**Supplied information**

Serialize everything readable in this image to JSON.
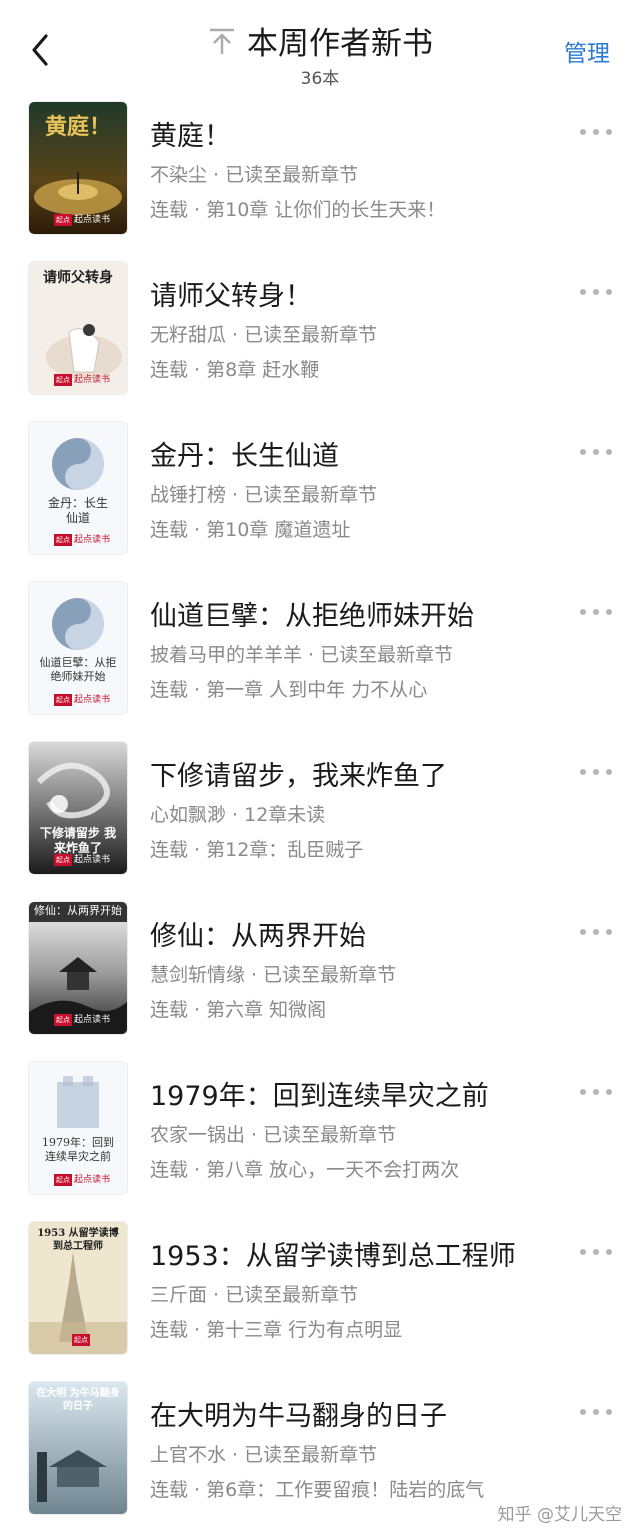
{
  "header": {
    "title": "本周作者新书",
    "count": "36本",
    "manage_label": "管理"
  },
  "books": [
    {
      "title": "黄庭！",
      "meta": "不染尘 · 已读至最新章节",
      "chapter": "连载 · 第10章 让你们的长生天来！",
      "cover_text": "黄庭！"
    },
    {
      "title": "请师父转身！",
      "meta": "无籽甜瓜 · 已读至最新章节",
      "chapter": "连载 · 第8章 赶水鞭",
      "cover_text": "请师父转身"
    },
    {
      "title": "金丹：长生仙道",
      "meta": "战锤打榜 · 已读至最新章节",
      "chapter": "连载 · 第10章 魔道遗址",
      "cover_text": "金丹：长生仙道"
    },
    {
      "title": "仙道巨擘：从拒绝师妹开始",
      "meta": "披着马甲的羊羊羊 · 已读至最新章节",
      "chapter": "连载 · 第一章 人到中年 力不从心",
      "cover_text": "仙道巨擘：从拒绝师妹开始"
    },
    {
      "title": "下修请留步，我来炸鱼了",
      "meta": "心如飘渺 · 12章未读",
      "chapter": "连载 · 第12章：乱臣贼子",
      "cover_text": "下修请留步 我来炸鱼了"
    },
    {
      "title": "修仙：从两界开始",
      "meta": "慧剑斩情缘 · 已读至最新章节",
      "chapter": "连载 · 第六章 知微阁",
      "cover_text": "修仙：从两界开始"
    },
    {
      "title": "1979年：回到连续旱灾之前",
      "meta": "农家一锅出 · 已读至最新章节",
      "chapter": "连载 · 第八章 放心，一天不会打两次",
      "cover_text": "1979年：回到连续旱灾之前"
    },
    {
      "title": "1953：从留学读博到总工程师",
      "meta": "三斤面 · 已读至最新章节",
      "chapter": "连载 · 第十三章 行为有点明显",
      "cover_text": "1953 从留学读博到总工程师"
    },
    {
      "title": "在大明为牛马翻身的日子",
      "meta": "上官不水 · 已读至最新章节",
      "chapter": "连载 · 第6章：工作要留痕！陆岩的底气",
      "cover_text": "在大明 为牛马翻身的日子"
    }
  ],
  "cover_publisher": "起点读书",
  "watermark": "知乎 @艾儿天空",
  "colors": {
    "accent": "#2b7bd3",
    "text_secondary": "#8a8a8a"
  }
}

**What is required**
Quote every record above exactly, omitting any pictures they contain.

**Right answer**
Serialize everything readable in this image to JSON.
{
  "header": {
    "title": "本周作者新书",
    "count": "36本",
    "manage_label": "管理"
  },
  "books": [
    {
      "title": "黄庭！",
      "meta": "不染尘 · 已读至最新章节",
      "chapter": "连载 · 第10章 让你们的长生天来！",
      "cover_text": "黄庭！"
    },
    {
      "title": "请师父转身！",
      "meta": "无籽甜瓜 · 已读至最新章节",
      "chapter": "连载 · 第8章 赶水鞭",
      "cover_text": "请师父转身"
    },
    {
      "title": "金丹：长生仙道",
      "meta": "战锤打榜 · 已读至最新章节",
      "chapter": "连载 · 第10章 魔道遗址",
      "cover_text": "金丹：长生仙道"
    },
    {
      "title": "仙道巨擘：从拒绝师妹开始",
      "meta": "披着马甲的羊羊羊 · 已读至最新章节",
      "chapter": "连载 · 第一章 人到中年 力不从心",
      "cover_text": "仙道巨擘：从拒绝师妹开始"
    },
    {
      "title": "下修请留步，我来炸鱼了",
      "meta": "心如飘渺 · 12章未读",
      "chapter": "连载 · 第12章：乱臣贼子",
      "cover_text": "下修请留步 我来炸鱼了"
    },
    {
      "title": "修仙：从两界开始",
      "meta": "慧剑斩情缘 · 已读至最新章节",
      "chapter": "连载 · 第六章 知微阁",
      "cover_text": "修仙：从两界开始"
    },
    {
      "title": "1979年：回到连续旱灾之前",
      "meta": "农家一锅出 · 已读至最新章节",
      "chapter": "连载 · 第八章 放心，一天不会打两次",
      "cover_text": "1979年：回到连续旱灾之前"
    },
    {
      "title": "1953：从留学读博到总工程师",
      "meta": "三斤面 · 已读至最新章节",
      "chapter": "连载 · 第十三章 行为有点明显",
      "cover_text": "1953 从留学读博到总工程师"
    },
    {
      "title": "在大明为牛马翻身的日子",
      "meta": "上官不水 · 已读至最新章节",
      "chapter": "连载 · 第6章：工作要留痕！陆岩的底气",
      "cover_text": "在大明 为牛马翻身的日子"
    }
  ],
  "cover_publisher": "起点读书",
  "watermark": "知乎 @艾儿天空",
  "colors": {
    "accent": "#2b7bd3",
    "text_secondary": "#8a8a8a"
  }
}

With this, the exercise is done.